== Task details ==
Wherever a line holds the word "xlabel", copy that line out.

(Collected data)
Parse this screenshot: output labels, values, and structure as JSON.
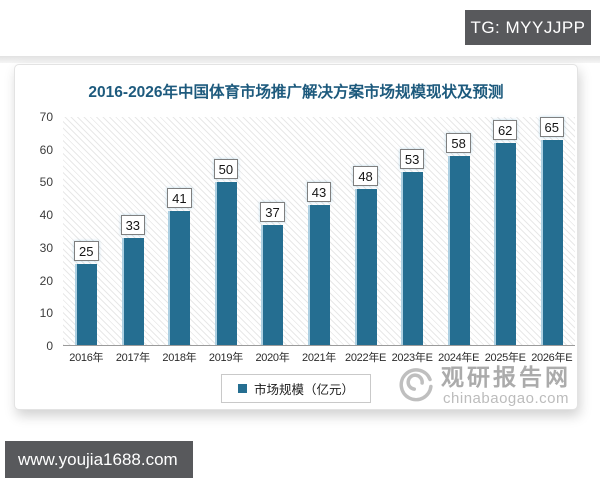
{
  "overlays": {
    "tg_label": "TG: MYYJJPP",
    "site_label": "www.youjia1688.com",
    "overlay_bg": "#58595c"
  },
  "chart_data": {
    "type": "bar",
    "title": "2016-2026年中国体育市场推广解决方案市场规模现状及预测",
    "title_color": "#1d5a7d",
    "categories": [
      "2016年",
      "2017年",
      "2018年",
      "2019年",
      "2020年",
      "2021年",
      "2022年E",
      "2023年E",
      "2024年E",
      "2025年E",
      "2026年E"
    ],
    "values": [
      25,
      33,
      41,
      50,
      37,
      43,
      48,
      53,
      58,
      62,
      65
    ],
    "series_name": "市场规模（亿元）",
    "xlabel": "",
    "ylabel": "",
    "ylim": [
      0,
      70
    ],
    "yticks": [
      0,
      10,
      20,
      30,
      40,
      50,
      60,
      70
    ],
    "bar_color": "#256e91",
    "grid": false,
    "data_labels": true,
    "legend_position": "bottom"
  },
  "legend": {
    "marker_color": "#256e91",
    "label": "市场规模（亿元）"
  },
  "watermark": {
    "name": "观研报告网",
    "domain": "chinabaogao.com",
    "logo": "swirl-logo"
  }
}
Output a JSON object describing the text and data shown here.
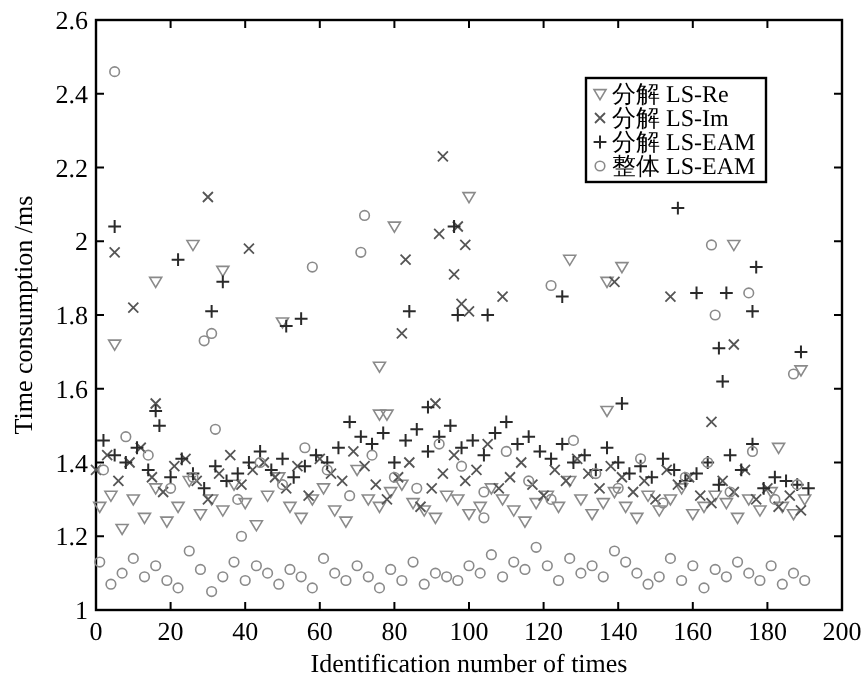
{
  "chart_data": {
    "type": "scatter",
    "xlabel": "Identification number of times",
    "ylabel": "Time consumption /ms",
    "xlim": [
      0,
      200
    ],
    "ylim": [
      1,
      2.6
    ],
    "xticks": [
      0,
      20,
      40,
      60,
      80,
      100,
      120,
      140,
      160,
      180,
      200
    ],
    "yticks": [
      1,
      1.2,
      1.4,
      1.6,
      1.8,
      2,
      2.2,
      2.4,
      2.6
    ],
    "legend": "top right",
    "grid": false,
    "series": [
      {
        "name": "分解 LS-Re",
        "color": "#8a8a8a",
        "marker": "triangle",
        "x": [
          1,
          4,
          7,
          10,
          13,
          16,
          19,
          22,
          25,
          28,
          31,
          34,
          37,
          40,
          43,
          46,
          49,
          52,
          55,
          58,
          61,
          64,
          67,
          70,
          73,
          76,
          79,
          82,
          85,
          88,
          91,
          94,
          97,
          100,
          103,
          106,
          109,
          112,
          115,
          118,
          121,
          124,
          127,
          130,
          133,
          136,
          139,
          142,
          145,
          148,
          151,
          154,
          157,
          160,
          163,
          166,
          169,
          172,
          175,
          178,
          181,
          184,
          187,
          190,
          5,
          16,
          26,
          34,
          50,
          76,
          80,
          100,
          127,
          137,
          141,
          171,
          183,
          189,
          137,
          76,
          78
        ],
        "values": [
          1.28,
          1.31,
          1.22,
          1.3,
          1.25,
          1.33,
          1.24,
          1.28,
          1.35,
          1.26,
          1.3,
          1.27,
          1.34,
          1.29,
          1.23,
          1.31,
          1.36,
          1.28,
          1.25,
          1.3,
          1.33,
          1.27,
          1.24,
          1.38,
          1.3,
          1.28,
          1.32,
          1.34,
          1.29,
          1.27,
          1.25,
          1.31,
          1.3,
          1.26,
          1.28,
          1.33,
          1.3,
          1.27,
          1.24,
          1.29,
          1.31,
          1.28,
          1.35,
          1.3,
          1.26,
          1.29,
          1.32,
          1.28,
          1.25,
          1.31,
          1.27,
          1.3,
          1.33,
          1.26,
          1.28,
          1.31,
          1.29,
          1.25,
          1.3,
          1.27,
          1.32,
          1.28,
          1.26,
          1.3,
          1.72,
          1.89,
          1.99,
          1.92,
          1.78,
          1.66,
          2.04,
          2.12,
          1.95,
          1.89,
          1.93,
          1.99,
          1.44,
          1.65,
          1.54,
          1.53,
          1.53
        ]
      },
      {
        "name": "分解 LS-Im",
        "color": "#555555",
        "marker": "cross",
        "x": [
          0,
          3,
          6,
          9,
          12,
          15,
          18,
          21,
          24,
          27,
          30,
          33,
          36,
          39,
          42,
          45,
          48,
          51,
          54,
          57,
          60,
          63,
          66,
          69,
          72,
          75,
          78,
          81,
          84,
          87,
          90,
          93,
          96,
          99,
          102,
          105,
          108,
          111,
          114,
          117,
          120,
          123,
          126,
          129,
          132,
          135,
          138,
          141,
          144,
          147,
          150,
          153,
          156,
          159,
          162,
          165,
          168,
          171,
          174,
          177,
          180,
          183,
          186,
          189,
          5,
          10,
          30,
          41,
          83,
          82,
          92,
          93,
          96,
          97,
          99,
          98,
          100,
          109,
          139,
          154,
          165,
          171,
          16,
          91
        ],
        "values": [
          1.38,
          1.42,
          1.35,
          1.4,
          1.44,
          1.36,
          1.32,
          1.39,
          1.41,
          1.35,
          1.3,
          1.37,
          1.42,
          1.34,
          1.38,
          1.4,
          1.36,
          1.33,
          1.39,
          1.31,
          1.41,
          1.37,
          1.35,
          1.43,
          1.39,
          1.34,
          1.3,
          1.36,
          1.4,
          1.28,
          1.33,
          1.37,
          1.42,
          1.35,
          1.38,
          1.45,
          1.33,
          1.36,
          1.4,
          1.34,
          1.31,
          1.38,
          1.35,
          1.41,
          1.37,
          1.33,
          1.39,
          1.36,
          1.32,
          1.35,
          1.3,
          1.38,
          1.34,
          1.36,
          1.31,
          1.29,
          1.35,
          1.32,
          1.38,
          1.3,
          1.33,
          1.28,
          1.31,
          1.27,
          1.97,
          1.82,
          2.12,
          1.98,
          1.95,
          1.75,
          2.02,
          2.23,
          1.91,
          2.04,
          1.99,
          1.83,
          1.81,
          1.85,
          1.89,
          1.85,
          1.51,
          1.72,
          1.56,
          1.56
        ]
      },
      {
        "name": "分解 LS-EAM",
        "color": "#2a2a2a",
        "marker": "plus",
        "x": [
          2,
          5,
          8,
          11,
          14,
          17,
          20,
          23,
          26,
          29,
          32,
          35,
          38,
          41,
          44,
          47,
          50,
          53,
          56,
          59,
          62,
          65,
          68,
          71,
          74,
          77,
          80,
          83,
          86,
          89,
          92,
          95,
          98,
          101,
          104,
          107,
          110,
          113,
          116,
          119,
          122,
          125,
          128,
          131,
          134,
          137,
          140,
          143,
          146,
          149,
          152,
          155,
          158,
          161,
          164,
          167,
          170,
          173,
          176,
          179,
          182,
          185,
          188,
          191,
          5,
          22,
          31,
          34,
          51,
          55,
          84,
          96,
          97,
          105,
          125,
          156,
          161,
          169,
          177,
          176,
          167,
          168,
          189,
          141,
          16,
          89
        ],
        "values": [
          1.46,
          1.42,
          1.4,
          1.44,
          1.38,
          1.5,
          1.36,
          1.41,
          1.37,
          1.33,
          1.39,
          1.35,
          1.37,
          1.4,
          1.43,
          1.38,
          1.41,
          1.36,
          1.39,
          1.42,
          1.4,
          1.44,
          1.51,
          1.47,
          1.45,
          1.48,
          1.4,
          1.46,
          1.49,
          1.43,
          1.47,
          1.5,
          1.44,
          1.46,
          1.42,
          1.48,
          1.51,
          1.45,
          1.47,
          1.43,
          1.41,
          1.45,
          1.4,
          1.42,
          1.38,
          1.44,
          1.4,
          1.37,
          1.39,
          1.36,
          1.41,
          1.38,
          1.35,
          1.37,
          1.4,
          1.34,
          1.42,
          1.38,
          1.45,
          1.33,
          1.36,
          1.35,
          1.34,
          1.33,
          2.04,
          1.95,
          1.81,
          1.89,
          1.77,
          1.79,
          1.81,
          2.04,
          1.8,
          1.8,
          1.85,
          2.09,
          1.86,
          1.86,
          1.93,
          1.81,
          1.71,
          1.62,
          1.7,
          1.56,
          1.54,
          1.55
        ]
      },
      {
        "name": "整体 LS-EAM",
        "color": "#8a8a8a",
        "marker": "circle",
        "x": [
          1,
          4,
          7,
          10,
          13,
          16,
          19,
          22,
          25,
          28,
          31,
          34,
          37,
          40,
          43,
          46,
          49,
          52,
          55,
          58,
          61,
          64,
          67,
          70,
          73,
          76,
          79,
          82,
          85,
          88,
          91,
          94,
          97,
          100,
          103,
          106,
          109,
          112,
          115,
          118,
          121,
          124,
          127,
          130,
          133,
          136,
          139,
          142,
          145,
          148,
          151,
          154,
          157,
          160,
          163,
          166,
          169,
          172,
          175,
          178,
          181,
          184,
          187,
          190,
          2,
          8,
          14,
          20,
          26,
          32,
          38,
          44,
          50,
          56,
          62,
          68,
          74,
          80,
          86,
          92,
          98,
          104,
          110,
          116,
          122,
          128,
          134,
          140,
          146,
          152,
          158,
          164,
          170,
          176,
          182,
          188,
          5,
          29,
          31,
          58,
          71,
          72,
          122,
          165,
          166,
          175,
          187,
          39,
          104
        ],
        "values": [
          1.13,
          1.07,
          1.1,
          1.14,
          1.09,
          1.12,
          1.08,
          1.06,
          1.16,
          1.11,
          1.05,
          1.09,
          1.13,
          1.08,
          1.12,
          1.1,
          1.07,
          1.11,
          1.09,
          1.06,
          1.14,
          1.1,
          1.08,
          1.12,
          1.09,
          1.06,
          1.11,
          1.08,
          1.13,
          1.07,
          1.1,
          1.09,
          1.08,
          1.12,
          1.1,
          1.15,
          1.09,
          1.13,
          1.11,
          1.17,
          1.12,
          1.08,
          1.14,
          1.1,
          1.12,
          1.09,
          1.16,
          1.13,
          1.1,
          1.07,
          1.09,
          1.14,
          1.08,
          1.12,
          1.06,
          1.11,
          1.09,
          1.13,
          1.1,
          1.08,
          1.12,
          1.07,
          1.1,
          1.08,
          1.38,
          1.47,
          1.42,
          1.33,
          1.36,
          1.49,
          1.3,
          1.4,
          1.34,
          1.44,
          1.38,
          1.31,
          1.42,
          1.36,
          1.33,
          1.45,
          1.39,
          1.32,
          1.43,
          1.35,
          1.3,
          1.46,
          1.37,
          1.33,
          1.41,
          1.29,
          1.36,
          1.4,
          1.32,
          1.43,
          1.3,
          1.34,
          2.46,
          1.73,
          1.75,
          1.93,
          1.97,
          2.07,
          1.88,
          1.99,
          1.8,
          1.86,
          1.64,
          1.2,
          1.25
        ]
      }
    ]
  }
}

== Task output ==
    "xlabel": "",
    "xlabel": "Identification number of times",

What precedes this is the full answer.